## BEGIN Information provided
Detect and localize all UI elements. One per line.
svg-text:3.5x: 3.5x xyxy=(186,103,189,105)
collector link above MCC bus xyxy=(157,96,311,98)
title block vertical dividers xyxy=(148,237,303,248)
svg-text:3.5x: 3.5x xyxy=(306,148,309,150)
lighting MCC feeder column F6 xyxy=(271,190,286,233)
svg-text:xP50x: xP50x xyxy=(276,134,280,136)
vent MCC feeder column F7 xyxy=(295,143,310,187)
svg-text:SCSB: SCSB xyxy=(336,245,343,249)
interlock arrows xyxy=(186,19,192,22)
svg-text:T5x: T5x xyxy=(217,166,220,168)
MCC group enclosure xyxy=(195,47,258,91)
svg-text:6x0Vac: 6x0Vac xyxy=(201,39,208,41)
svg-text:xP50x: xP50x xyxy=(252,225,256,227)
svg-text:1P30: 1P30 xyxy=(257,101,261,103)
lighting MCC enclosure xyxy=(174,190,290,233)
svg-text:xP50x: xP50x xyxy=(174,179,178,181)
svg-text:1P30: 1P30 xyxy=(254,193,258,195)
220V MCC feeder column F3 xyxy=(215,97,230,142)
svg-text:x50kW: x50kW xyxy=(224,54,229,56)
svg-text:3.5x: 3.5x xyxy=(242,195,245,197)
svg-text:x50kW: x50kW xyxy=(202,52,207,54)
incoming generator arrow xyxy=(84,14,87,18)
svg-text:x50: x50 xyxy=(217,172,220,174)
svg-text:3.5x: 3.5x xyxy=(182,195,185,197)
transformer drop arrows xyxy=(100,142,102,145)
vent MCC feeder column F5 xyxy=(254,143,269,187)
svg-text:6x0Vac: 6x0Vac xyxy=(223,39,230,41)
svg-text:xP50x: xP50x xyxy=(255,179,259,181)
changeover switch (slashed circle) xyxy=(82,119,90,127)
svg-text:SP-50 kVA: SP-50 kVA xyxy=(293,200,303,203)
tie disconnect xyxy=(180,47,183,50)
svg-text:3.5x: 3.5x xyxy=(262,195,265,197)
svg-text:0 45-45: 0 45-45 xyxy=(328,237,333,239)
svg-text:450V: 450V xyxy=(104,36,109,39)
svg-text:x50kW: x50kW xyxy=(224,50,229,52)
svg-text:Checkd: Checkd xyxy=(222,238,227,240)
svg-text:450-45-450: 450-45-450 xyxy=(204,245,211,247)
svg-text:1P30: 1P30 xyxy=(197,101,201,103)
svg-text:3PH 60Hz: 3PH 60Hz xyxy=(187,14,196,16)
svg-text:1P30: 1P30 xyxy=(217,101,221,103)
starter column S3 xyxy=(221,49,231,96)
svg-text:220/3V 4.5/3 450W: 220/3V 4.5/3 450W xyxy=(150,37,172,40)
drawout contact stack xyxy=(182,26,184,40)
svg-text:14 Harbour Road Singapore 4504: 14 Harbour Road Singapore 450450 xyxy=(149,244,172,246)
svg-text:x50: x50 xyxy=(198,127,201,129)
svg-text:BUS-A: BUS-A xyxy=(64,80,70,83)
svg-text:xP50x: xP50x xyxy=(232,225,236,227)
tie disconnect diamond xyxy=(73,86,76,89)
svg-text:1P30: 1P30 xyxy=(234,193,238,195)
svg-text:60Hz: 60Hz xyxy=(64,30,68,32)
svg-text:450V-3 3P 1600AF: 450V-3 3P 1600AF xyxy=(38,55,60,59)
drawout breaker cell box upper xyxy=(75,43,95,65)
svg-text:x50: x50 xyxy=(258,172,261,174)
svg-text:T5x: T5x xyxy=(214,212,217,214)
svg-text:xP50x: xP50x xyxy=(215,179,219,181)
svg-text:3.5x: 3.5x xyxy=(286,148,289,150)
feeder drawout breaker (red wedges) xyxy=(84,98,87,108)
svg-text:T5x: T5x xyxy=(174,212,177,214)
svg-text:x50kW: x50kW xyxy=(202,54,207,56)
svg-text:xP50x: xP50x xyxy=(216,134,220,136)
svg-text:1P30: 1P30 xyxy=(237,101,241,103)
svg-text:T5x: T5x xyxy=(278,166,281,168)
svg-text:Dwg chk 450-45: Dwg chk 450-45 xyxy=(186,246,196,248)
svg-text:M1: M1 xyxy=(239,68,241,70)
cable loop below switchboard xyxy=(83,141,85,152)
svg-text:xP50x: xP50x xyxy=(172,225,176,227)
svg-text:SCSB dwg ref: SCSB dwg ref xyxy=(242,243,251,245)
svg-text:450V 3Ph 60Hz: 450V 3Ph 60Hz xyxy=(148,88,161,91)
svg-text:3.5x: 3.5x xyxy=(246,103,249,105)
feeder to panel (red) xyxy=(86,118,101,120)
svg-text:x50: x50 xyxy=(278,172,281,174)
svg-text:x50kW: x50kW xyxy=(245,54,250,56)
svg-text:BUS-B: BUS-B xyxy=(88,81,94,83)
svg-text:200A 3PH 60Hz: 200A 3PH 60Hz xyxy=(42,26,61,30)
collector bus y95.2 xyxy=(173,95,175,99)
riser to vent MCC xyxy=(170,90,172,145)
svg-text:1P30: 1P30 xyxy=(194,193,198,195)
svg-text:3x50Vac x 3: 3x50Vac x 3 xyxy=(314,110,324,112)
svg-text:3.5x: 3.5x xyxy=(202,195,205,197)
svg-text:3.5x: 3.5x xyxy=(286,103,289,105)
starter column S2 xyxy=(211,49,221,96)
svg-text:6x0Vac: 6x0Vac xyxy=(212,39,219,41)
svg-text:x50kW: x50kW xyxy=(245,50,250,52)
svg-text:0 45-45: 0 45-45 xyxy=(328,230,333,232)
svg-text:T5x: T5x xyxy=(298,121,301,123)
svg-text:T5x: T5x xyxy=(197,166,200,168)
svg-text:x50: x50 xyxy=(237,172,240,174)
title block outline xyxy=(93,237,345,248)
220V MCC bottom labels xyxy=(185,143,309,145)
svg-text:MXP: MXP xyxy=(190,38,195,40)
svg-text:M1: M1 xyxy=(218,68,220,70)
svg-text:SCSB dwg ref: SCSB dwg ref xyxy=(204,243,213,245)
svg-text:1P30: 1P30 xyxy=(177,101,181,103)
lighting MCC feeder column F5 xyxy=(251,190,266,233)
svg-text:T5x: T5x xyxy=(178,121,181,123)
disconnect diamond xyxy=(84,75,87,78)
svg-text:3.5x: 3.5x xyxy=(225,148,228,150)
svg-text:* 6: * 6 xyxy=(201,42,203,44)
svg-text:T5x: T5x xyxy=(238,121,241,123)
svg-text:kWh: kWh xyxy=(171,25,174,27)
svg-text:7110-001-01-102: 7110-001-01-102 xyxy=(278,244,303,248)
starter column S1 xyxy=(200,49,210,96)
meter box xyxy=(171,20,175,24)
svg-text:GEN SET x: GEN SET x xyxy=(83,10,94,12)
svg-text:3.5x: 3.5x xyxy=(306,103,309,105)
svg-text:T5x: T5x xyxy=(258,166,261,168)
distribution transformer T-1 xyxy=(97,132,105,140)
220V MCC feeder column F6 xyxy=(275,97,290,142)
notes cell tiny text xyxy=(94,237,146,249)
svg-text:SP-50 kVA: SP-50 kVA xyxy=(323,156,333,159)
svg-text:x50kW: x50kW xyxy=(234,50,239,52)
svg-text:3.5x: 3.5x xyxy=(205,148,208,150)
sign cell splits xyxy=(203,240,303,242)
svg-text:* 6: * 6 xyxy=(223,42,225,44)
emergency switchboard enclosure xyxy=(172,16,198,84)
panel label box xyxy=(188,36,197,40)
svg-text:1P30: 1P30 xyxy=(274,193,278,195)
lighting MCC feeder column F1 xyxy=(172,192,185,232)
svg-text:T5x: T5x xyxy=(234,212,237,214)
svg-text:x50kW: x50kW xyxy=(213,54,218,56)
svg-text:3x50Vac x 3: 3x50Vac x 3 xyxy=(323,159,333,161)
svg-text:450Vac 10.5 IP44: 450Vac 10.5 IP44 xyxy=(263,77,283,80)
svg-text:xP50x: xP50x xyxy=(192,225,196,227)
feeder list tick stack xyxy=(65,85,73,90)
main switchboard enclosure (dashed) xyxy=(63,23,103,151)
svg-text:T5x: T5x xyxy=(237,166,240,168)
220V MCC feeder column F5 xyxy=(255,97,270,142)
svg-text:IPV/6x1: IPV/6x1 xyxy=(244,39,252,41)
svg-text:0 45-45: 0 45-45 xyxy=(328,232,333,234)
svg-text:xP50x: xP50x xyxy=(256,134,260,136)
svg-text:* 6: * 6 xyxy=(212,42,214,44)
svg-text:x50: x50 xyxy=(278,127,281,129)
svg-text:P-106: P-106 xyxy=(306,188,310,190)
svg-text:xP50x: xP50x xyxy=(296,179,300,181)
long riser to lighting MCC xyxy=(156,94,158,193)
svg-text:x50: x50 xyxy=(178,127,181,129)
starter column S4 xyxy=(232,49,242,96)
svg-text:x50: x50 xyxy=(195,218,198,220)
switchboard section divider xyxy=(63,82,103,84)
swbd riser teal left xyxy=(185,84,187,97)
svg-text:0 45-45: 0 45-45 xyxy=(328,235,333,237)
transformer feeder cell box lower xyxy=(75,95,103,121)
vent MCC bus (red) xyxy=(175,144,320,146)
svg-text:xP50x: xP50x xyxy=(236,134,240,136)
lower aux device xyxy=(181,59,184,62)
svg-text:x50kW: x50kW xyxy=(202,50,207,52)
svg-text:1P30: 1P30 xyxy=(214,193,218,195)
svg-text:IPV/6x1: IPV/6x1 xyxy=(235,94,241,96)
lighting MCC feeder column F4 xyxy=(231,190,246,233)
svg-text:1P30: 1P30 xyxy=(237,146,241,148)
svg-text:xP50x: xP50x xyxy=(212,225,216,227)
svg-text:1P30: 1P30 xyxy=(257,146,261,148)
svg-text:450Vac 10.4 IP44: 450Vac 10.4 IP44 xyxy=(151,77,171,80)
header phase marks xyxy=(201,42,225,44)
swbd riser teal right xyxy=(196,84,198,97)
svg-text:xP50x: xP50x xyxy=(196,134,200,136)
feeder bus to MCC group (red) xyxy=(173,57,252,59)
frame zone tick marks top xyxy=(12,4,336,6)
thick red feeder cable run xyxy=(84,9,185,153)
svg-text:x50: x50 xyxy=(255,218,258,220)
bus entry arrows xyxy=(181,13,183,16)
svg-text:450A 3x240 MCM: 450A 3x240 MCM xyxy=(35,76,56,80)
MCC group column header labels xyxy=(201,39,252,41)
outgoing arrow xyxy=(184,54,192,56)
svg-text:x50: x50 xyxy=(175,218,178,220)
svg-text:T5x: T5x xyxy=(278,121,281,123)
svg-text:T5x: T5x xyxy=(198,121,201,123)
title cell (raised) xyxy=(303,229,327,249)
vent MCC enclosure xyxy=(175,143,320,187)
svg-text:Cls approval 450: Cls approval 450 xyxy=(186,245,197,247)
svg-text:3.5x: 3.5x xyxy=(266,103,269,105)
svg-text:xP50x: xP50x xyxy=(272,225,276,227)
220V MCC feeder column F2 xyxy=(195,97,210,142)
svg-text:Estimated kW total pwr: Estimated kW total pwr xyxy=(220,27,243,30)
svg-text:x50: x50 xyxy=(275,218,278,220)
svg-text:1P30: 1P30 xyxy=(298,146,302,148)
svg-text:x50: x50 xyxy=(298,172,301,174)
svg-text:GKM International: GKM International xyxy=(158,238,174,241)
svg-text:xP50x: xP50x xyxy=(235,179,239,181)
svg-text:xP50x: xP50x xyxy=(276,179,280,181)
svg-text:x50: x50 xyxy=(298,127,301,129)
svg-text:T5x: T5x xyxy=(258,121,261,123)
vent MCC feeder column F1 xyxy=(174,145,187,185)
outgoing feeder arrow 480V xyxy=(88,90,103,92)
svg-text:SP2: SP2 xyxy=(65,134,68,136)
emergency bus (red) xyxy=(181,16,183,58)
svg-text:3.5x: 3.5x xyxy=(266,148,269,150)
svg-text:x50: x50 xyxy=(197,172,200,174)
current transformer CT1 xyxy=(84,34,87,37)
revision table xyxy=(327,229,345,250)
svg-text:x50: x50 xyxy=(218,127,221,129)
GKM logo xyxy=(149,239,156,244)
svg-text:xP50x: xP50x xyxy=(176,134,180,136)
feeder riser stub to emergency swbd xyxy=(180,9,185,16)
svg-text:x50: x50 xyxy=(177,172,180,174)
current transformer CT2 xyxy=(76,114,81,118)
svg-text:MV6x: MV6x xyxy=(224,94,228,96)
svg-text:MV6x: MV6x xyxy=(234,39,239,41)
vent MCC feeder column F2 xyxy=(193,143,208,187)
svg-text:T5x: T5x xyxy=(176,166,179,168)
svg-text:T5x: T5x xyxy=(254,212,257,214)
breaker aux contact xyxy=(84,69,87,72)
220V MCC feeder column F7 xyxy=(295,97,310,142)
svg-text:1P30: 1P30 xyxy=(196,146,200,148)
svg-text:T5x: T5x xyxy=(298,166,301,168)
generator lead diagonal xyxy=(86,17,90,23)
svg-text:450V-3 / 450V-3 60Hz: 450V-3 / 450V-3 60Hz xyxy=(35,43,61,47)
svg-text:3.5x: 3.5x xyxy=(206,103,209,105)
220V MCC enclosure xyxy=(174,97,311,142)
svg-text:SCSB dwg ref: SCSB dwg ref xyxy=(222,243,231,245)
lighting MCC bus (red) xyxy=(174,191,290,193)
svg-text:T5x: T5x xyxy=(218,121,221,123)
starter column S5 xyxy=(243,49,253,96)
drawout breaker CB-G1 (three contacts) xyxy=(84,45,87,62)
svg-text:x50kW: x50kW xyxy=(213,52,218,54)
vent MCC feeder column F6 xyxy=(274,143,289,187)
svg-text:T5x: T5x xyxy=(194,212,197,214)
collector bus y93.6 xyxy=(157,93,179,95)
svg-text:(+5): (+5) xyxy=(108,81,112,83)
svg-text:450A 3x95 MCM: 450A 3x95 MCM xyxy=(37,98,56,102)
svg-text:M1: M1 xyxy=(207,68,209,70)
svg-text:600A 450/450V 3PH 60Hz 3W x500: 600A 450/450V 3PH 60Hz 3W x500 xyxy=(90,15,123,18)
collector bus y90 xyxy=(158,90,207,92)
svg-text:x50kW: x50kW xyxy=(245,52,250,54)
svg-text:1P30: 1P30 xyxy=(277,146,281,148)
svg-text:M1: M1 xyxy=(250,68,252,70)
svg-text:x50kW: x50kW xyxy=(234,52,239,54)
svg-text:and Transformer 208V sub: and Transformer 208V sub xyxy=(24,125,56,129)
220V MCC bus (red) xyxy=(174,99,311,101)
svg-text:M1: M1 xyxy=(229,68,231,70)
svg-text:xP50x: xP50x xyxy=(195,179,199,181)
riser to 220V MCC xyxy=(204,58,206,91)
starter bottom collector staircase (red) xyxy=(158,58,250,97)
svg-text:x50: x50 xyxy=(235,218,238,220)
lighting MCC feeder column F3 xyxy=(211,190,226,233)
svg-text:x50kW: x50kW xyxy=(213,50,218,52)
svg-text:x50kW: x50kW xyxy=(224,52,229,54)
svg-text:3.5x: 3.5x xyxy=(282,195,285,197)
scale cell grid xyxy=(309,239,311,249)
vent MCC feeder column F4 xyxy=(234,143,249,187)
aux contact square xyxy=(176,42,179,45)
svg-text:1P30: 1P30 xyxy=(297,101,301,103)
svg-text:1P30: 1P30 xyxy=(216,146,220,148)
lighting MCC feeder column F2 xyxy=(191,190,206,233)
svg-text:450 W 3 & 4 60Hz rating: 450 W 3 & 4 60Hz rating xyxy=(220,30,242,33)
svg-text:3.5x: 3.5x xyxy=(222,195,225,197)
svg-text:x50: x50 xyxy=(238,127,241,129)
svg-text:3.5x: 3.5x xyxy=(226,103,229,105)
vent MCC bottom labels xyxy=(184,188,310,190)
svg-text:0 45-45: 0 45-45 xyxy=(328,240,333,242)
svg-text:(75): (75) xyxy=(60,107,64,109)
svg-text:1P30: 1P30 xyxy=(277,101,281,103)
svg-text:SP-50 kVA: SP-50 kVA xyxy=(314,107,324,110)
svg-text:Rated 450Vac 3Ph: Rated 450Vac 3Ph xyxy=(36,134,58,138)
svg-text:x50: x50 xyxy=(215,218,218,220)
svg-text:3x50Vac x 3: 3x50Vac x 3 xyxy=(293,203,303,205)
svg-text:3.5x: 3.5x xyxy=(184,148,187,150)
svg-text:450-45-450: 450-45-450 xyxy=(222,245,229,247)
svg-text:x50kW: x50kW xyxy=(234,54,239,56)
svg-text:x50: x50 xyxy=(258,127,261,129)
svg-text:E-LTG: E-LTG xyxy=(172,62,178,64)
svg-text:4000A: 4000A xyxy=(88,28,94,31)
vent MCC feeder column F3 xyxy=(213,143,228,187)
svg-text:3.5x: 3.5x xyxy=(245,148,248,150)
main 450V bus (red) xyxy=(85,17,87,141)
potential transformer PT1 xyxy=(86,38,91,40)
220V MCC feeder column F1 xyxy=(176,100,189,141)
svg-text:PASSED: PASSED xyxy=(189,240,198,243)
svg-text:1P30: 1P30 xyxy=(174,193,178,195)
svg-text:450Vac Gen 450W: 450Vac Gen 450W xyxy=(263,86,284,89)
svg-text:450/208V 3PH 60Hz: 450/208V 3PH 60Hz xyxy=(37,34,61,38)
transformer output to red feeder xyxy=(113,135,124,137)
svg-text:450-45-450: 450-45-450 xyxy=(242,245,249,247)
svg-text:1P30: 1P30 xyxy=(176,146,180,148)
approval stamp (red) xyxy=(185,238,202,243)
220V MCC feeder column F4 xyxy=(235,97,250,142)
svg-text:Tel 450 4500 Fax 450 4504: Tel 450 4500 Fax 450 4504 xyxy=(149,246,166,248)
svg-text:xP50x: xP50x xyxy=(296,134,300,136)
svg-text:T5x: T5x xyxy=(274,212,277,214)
## END Information provided
▸ **What is needed**: In the records, from the start through the line containing "svg-text:1P30: 1P30 xyxy=(197,101,201,103)", replace "feeder" with "branch" and leave everything else as it is. Give only those lines.

▸ **Answer to the exercise**:
Detect and localize all UI elements. One per line.
svg-text:3.5x: 3.5x xyxy=(186,103,189,105)
collector link above MCC bus xyxy=(157,96,311,98)
title block vertical dividers xyxy=(148,237,303,248)
svg-text:3.5x: 3.5x xyxy=(306,148,309,150)
lighting MCC branch column F6 xyxy=(271,190,286,233)
svg-text:xP50x: xP50x xyxy=(276,134,280,136)
vent MCC branch column F7 xyxy=(295,143,310,187)
svg-text:SCSB: SCSB xyxy=(336,245,343,249)
interlock arrows xyxy=(186,19,192,22)
svg-text:T5x: T5x xyxy=(217,166,220,168)
MCC group enclosure xyxy=(195,47,258,91)
svg-text:6x0Vac: 6x0Vac xyxy=(201,39,208,41)
svg-text:xP50x: xP50x xyxy=(252,225,256,227)
svg-text:1P30: 1P30 xyxy=(257,101,261,103)
lighting MCC enclosure xyxy=(174,190,290,233)
svg-text:xP50x: xP50x xyxy=(174,179,178,181)
svg-text:1P30: 1P30 xyxy=(254,193,258,195)
220V MCC branch column F3 xyxy=(215,97,230,142)
svg-text:x50kW: x50kW xyxy=(224,54,229,56)
svg-text:3.5x: 3.5x xyxy=(242,195,245,197)
svg-text:x50kW: x50kW xyxy=(202,52,207,54)
incoming generator arrow xyxy=(84,14,87,18)
svg-text:x50: x50 xyxy=(217,172,220,174)
svg-text:3.5x: 3.5x xyxy=(182,195,185,197)
transformer drop arrows xyxy=(100,142,102,145)
vent MCC branch column F5 xyxy=(254,143,269,187)
svg-text:6x0Vac: 6x0Vac xyxy=(223,39,230,41)
svg-text:xP50x: xP50x xyxy=(255,179,259,181)
changeover switch (slashed circle) xyxy=(82,119,90,127)
svg-text:SP-50 kVA: SP-50 kVA xyxy=(293,200,303,203)
tie disconnect xyxy=(180,47,183,50)
svg-text:3.5x: 3.5x xyxy=(262,195,265,197)
svg-text:0 45-45: 0 45-45 xyxy=(328,237,333,239)
svg-text:450V: 450V xyxy=(104,36,109,39)
svg-text:x50kW: x50kW xyxy=(224,50,229,52)
svg-text:Checkd: Checkd xyxy=(222,238,227,240)
svg-text:450-45-450: 450-45-450 xyxy=(204,245,211,247)
svg-text:1P30: 1P30 xyxy=(197,101,201,103)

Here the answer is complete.